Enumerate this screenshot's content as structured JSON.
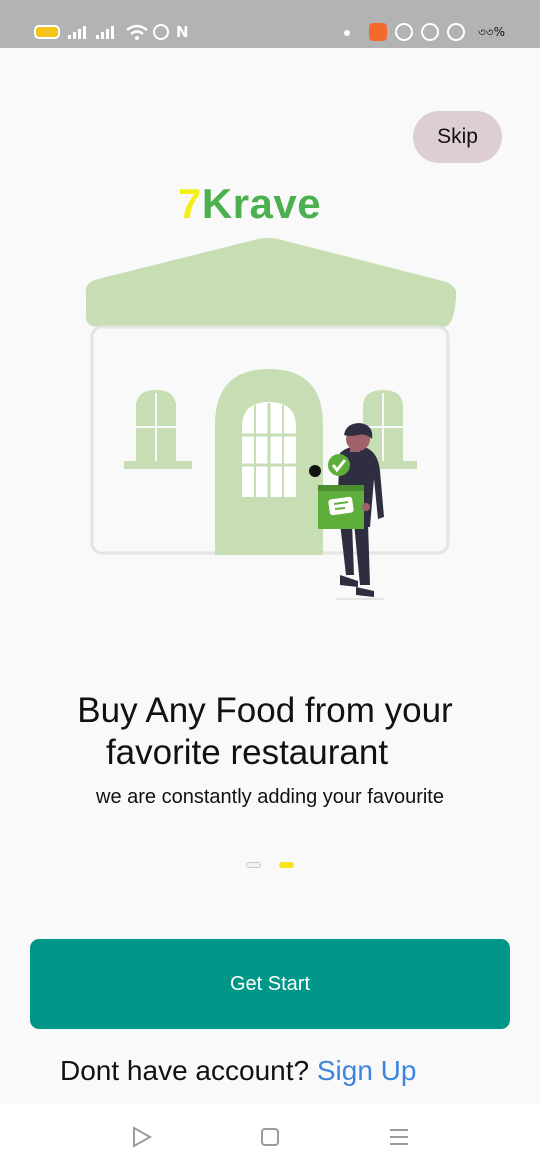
{
  "status_bar": {
    "battery_text": "৩৩%",
    "icons": [
      "battery-icon",
      "signal-icon",
      "signal-icon",
      "wifi-icon",
      "alarm-icon",
      "nfc-icon",
      "notification-dot-icon",
      "app-icon",
      "facebook-icon",
      "messenger-icon",
      "mountain-app-icon"
    ],
    "battery_color": "#f7c31a"
  },
  "skip_label": "Skip",
  "logo": {
    "part1": "7",
    "part2": "Krave",
    "color1": "#f3ef1f",
    "color2": "#4caf50"
  },
  "headline": {
    "line1": "Buy Any Food from your",
    "line2": "favorite restaurant"
  },
  "subtitle": "we are constantly adding your favourite",
  "pagination": {
    "count": 2,
    "active_index": 1
  },
  "cta_label": "Get Start",
  "account": {
    "prompt": "Dont have account?",
    "link": "Sign Up"
  },
  "nav_bar": {
    "icons": [
      "back-triangle-icon",
      "home-square-icon",
      "menu-icon"
    ]
  },
  "colors": {
    "primary": "#009688",
    "accent": "#f7e51c",
    "link": "#3d86e0",
    "skip_bg": "#dcced4"
  }
}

* _EXERCISE INSTRUCTIONS_: Where a line holds "your", copy it out.

* _TASK RESULT_:
    "line1": "Buy Any Food from your",
  "subtitle": "we are constantly adding your favourite",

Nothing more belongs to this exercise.